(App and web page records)
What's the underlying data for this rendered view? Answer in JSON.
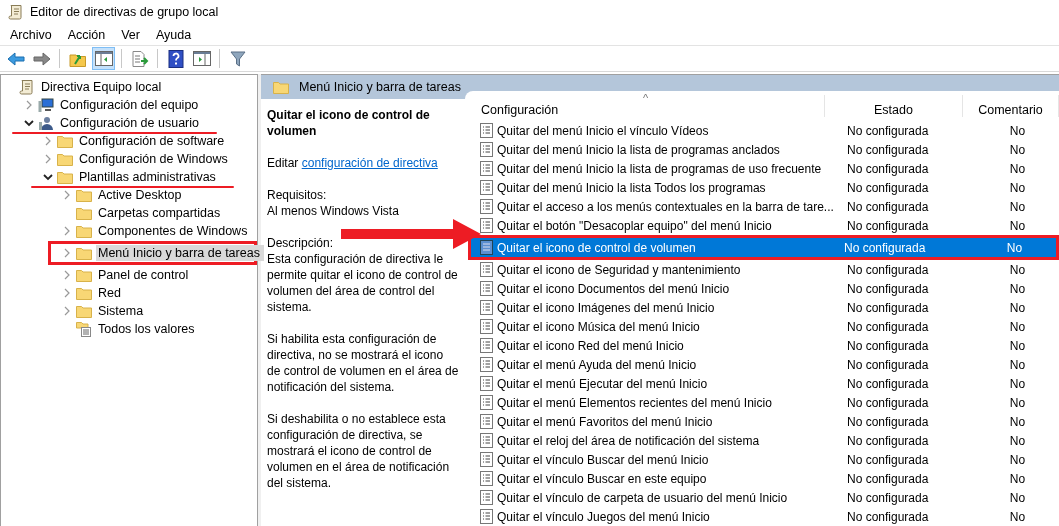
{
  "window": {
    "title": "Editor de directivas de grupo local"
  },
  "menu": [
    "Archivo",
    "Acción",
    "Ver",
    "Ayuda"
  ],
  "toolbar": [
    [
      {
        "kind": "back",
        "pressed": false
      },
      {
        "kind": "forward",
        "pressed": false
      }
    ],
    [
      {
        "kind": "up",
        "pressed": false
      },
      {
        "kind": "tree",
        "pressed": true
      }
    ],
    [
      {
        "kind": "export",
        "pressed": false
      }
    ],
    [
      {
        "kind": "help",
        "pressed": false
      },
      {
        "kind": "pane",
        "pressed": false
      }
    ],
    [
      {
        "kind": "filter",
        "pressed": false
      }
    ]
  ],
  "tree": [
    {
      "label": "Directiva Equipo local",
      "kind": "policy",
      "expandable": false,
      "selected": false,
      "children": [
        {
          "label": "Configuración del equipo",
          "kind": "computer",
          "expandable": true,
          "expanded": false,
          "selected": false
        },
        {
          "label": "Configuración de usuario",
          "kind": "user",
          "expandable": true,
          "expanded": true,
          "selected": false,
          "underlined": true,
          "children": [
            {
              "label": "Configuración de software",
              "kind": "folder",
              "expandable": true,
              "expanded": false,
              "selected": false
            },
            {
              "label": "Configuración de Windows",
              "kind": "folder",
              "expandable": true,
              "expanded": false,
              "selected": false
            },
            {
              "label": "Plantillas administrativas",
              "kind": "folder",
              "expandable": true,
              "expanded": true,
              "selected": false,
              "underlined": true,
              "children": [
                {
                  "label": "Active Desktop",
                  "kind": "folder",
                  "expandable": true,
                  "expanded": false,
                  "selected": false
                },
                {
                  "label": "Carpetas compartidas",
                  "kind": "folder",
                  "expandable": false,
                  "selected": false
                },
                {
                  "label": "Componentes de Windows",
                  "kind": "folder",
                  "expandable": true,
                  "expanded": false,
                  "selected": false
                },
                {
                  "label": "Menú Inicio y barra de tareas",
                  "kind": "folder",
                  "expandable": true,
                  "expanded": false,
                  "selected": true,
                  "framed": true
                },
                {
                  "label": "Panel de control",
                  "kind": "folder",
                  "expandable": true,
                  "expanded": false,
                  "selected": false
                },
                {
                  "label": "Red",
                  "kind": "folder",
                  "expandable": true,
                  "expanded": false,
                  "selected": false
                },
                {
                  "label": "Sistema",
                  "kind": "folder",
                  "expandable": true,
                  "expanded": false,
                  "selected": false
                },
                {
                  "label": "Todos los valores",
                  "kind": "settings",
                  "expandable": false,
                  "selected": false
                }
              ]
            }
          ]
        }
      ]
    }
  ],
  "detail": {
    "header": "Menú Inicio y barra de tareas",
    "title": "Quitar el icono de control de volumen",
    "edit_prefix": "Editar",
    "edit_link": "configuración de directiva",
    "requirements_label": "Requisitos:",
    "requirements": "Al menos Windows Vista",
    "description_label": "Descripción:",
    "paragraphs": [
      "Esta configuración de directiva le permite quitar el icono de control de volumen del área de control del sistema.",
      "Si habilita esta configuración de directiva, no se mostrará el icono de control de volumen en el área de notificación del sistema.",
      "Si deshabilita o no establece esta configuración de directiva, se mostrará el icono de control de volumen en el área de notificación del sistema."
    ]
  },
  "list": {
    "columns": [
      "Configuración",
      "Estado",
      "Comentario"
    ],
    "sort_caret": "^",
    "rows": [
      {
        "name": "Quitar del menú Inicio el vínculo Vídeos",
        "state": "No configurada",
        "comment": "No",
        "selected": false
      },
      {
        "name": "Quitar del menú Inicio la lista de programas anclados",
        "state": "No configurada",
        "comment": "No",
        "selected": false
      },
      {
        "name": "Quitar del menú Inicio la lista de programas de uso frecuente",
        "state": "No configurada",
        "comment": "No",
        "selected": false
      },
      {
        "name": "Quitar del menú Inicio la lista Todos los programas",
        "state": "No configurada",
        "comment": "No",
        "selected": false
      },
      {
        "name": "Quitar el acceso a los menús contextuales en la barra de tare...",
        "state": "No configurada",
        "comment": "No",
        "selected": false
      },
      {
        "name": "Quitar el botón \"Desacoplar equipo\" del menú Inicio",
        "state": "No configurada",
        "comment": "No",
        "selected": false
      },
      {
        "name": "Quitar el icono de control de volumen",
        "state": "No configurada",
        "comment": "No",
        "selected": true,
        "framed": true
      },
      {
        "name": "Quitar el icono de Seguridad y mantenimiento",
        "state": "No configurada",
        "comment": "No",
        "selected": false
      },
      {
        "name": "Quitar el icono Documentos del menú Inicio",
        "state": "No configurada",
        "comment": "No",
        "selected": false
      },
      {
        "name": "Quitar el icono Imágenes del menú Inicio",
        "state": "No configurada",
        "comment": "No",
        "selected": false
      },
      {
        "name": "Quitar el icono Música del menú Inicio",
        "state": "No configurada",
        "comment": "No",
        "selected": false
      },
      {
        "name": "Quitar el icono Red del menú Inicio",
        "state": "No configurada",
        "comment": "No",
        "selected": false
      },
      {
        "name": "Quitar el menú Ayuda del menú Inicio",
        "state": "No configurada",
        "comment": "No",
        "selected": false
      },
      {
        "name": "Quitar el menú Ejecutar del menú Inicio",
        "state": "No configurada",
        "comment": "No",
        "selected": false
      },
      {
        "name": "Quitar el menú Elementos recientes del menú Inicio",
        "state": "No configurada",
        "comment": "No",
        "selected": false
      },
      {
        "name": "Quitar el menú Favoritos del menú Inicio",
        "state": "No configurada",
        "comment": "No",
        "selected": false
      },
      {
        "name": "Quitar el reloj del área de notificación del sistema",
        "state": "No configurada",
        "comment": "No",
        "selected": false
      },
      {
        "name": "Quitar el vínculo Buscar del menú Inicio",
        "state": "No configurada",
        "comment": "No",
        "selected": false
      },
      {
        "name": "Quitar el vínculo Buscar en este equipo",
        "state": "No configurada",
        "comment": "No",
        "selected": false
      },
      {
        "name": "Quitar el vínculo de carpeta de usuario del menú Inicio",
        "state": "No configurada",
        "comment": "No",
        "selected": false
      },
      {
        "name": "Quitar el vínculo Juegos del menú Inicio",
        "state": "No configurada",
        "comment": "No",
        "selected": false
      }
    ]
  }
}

→ **Required work**: Please make an exact copy of the records, leaving out any picture.

→ **Solution to this exercise**:
What's the underlying data for this rendered view? Answer in JSON.
{
  "window": {
    "title": "Editor de directivas de grupo local"
  },
  "menu": [
    "Archivo",
    "Acción",
    "Ver",
    "Ayuda"
  ],
  "toolbar": [
    [
      {
        "kind": "back",
        "pressed": false
      },
      {
        "kind": "forward",
        "pressed": false
      }
    ],
    [
      {
        "kind": "up",
        "pressed": false
      },
      {
        "kind": "tree",
        "pressed": true
      }
    ],
    [
      {
        "kind": "export",
        "pressed": false
      }
    ],
    [
      {
        "kind": "help",
        "pressed": false
      },
      {
        "kind": "pane",
        "pressed": false
      }
    ],
    [
      {
        "kind": "filter",
        "pressed": false
      }
    ]
  ],
  "tree": [
    {
      "label": "Directiva Equipo local",
      "kind": "policy",
      "expandable": false,
      "selected": false,
      "children": [
        {
          "label": "Configuración del equipo",
          "kind": "computer",
          "expandable": true,
          "expanded": false,
          "selected": false
        },
        {
          "label": "Configuración de usuario",
          "kind": "user",
          "expandable": true,
          "expanded": true,
          "selected": false,
          "underlined": true,
          "children": [
            {
              "label": "Configuración de software",
              "kind": "folder",
              "expandable": true,
              "expanded": false,
              "selected": false
            },
            {
              "label": "Configuración de Windows",
              "kind": "folder",
              "expandable": true,
              "expanded": false,
              "selected": false
            },
            {
              "label": "Plantillas administrativas",
              "kind": "folder",
              "expandable": true,
              "expanded": true,
              "selected": false,
              "underlined": true,
              "children": [
                {
                  "label": "Active Desktop",
                  "kind": "folder",
                  "expandable": true,
                  "expanded": false,
                  "selected": false
                },
                {
                  "label": "Carpetas compartidas",
                  "kind": "folder",
                  "expandable": false,
                  "selected": false
                },
                {
                  "label": "Componentes de Windows",
                  "kind": "folder",
                  "expandable": true,
                  "expanded": false,
                  "selected": false
                },
                {
                  "label": "Menú Inicio y barra de tareas",
                  "kind": "folder",
                  "expandable": true,
                  "expanded": false,
                  "selected": true,
                  "framed": true
                },
                {
                  "label": "Panel de control",
                  "kind": "folder",
                  "expandable": true,
                  "expanded": false,
                  "selected": false
                },
                {
                  "label": "Red",
                  "kind": "folder",
                  "expandable": true,
                  "expanded": false,
                  "selected": false
                },
                {
                  "label": "Sistema",
                  "kind": "folder",
                  "expandable": true,
                  "expanded": false,
                  "selected": false
                },
                {
                  "label": "Todos los valores",
                  "kind": "settings",
                  "expandable": false,
                  "selected": false
                }
              ]
            }
          ]
        }
      ]
    }
  ],
  "detail": {
    "header": "Menú Inicio y barra de tareas",
    "title": "Quitar el icono de control de volumen",
    "edit_prefix": "Editar",
    "edit_link": "configuración de directiva",
    "requirements_label": "Requisitos:",
    "requirements": "Al menos Windows Vista",
    "description_label": "Descripción:",
    "paragraphs": [
      "Esta configuración de directiva le permite quitar el icono de control de volumen del área de control del sistema.",
      "Si habilita esta configuración de directiva, no se mostrará el icono de control de volumen en el área de notificación del sistema.",
      "Si deshabilita o no establece esta configuración de directiva, se mostrará el icono de control de volumen en el área de notificación del sistema."
    ]
  },
  "list": {
    "columns": [
      "Configuración",
      "Estado",
      "Comentario"
    ],
    "sort_caret": "^",
    "rows": [
      {
        "name": "Quitar del menú Inicio el vínculo Vídeos",
        "state": "No configurada",
        "comment": "No",
        "selected": false
      },
      {
        "name": "Quitar del menú Inicio la lista de programas anclados",
        "state": "No configurada",
        "comment": "No",
        "selected": false
      },
      {
        "name": "Quitar del menú Inicio la lista de programas de uso frecuente",
        "state": "No configurada",
        "comment": "No",
        "selected": false
      },
      {
        "name": "Quitar del menú Inicio la lista Todos los programas",
        "state": "No configurada",
        "comment": "No",
        "selected": false
      },
      {
        "name": "Quitar el acceso a los menús contextuales en la barra de tare...",
        "state": "No configurada",
        "comment": "No",
        "selected": false
      },
      {
        "name": "Quitar el botón \"Desacoplar equipo\" del menú Inicio",
        "state": "No configurada",
        "comment": "No",
        "selected": false
      },
      {
        "name": "Quitar el icono de control de volumen",
        "state": "No configurada",
        "comment": "No",
        "selected": true,
        "framed": true
      },
      {
        "name": "Quitar el icono de Seguridad y mantenimiento",
        "state": "No configurada",
        "comment": "No",
        "selected": false
      },
      {
        "name": "Quitar el icono Documentos del menú Inicio",
        "state": "No configurada",
        "comment": "No",
        "selected": false
      },
      {
        "name": "Quitar el icono Imágenes del menú Inicio",
        "state": "No configurada",
        "comment": "No",
        "selected": false
      },
      {
        "name": "Quitar el icono Música del menú Inicio",
        "state": "No configurada",
        "comment": "No",
        "selected": false
      },
      {
        "name": "Quitar el icono Red del menú Inicio",
        "state": "No configurada",
        "comment": "No",
        "selected": false
      },
      {
        "name": "Quitar el menú Ayuda del menú Inicio",
        "state": "No configurada",
        "comment": "No",
        "selected": false
      },
      {
        "name": "Quitar el menú Ejecutar del menú Inicio",
        "state": "No configurada",
        "comment": "No",
        "selected": false
      },
      {
        "name": "Quitar el menú Elementos recientes del menú Inicio",
        "state": "No configurada",
        "comment": "No",
        "selected": false
      },
      {
        "name": "Quitar el menú Favoritos del menú Inicio",
        "state": "No configurada",
        "comment": "No",
        "selected": false
      },
      {
        "name": "Quitar el reloj del área de notificación del sistema",
        "state": "No configurada",
        "comment": "No",
        "selected": false
      },
      {
        "name": "Quitar el vínculo Buscar del menú Inicio",
        "state": "No configurada",
        "comment": "No",
        "selected": false
      },
      {
        "name": "Quitar el vínculo Buscar en este equipo",
        "state": "No configurada",
        "comment": "No",
        "selected": false
      },
      {
        "name": "Quitar el vínculo de carpeta de usuario del menú Inicio",
        "state": "No configurada",
        "comment": "No",
        "selected": false
      },
      {
        "name": "Quitar el vínculo Juegos del menú Inicio",
        "state": "No configurada",
        "comment": "No",
        "selected": false
      }
    ]
  }
}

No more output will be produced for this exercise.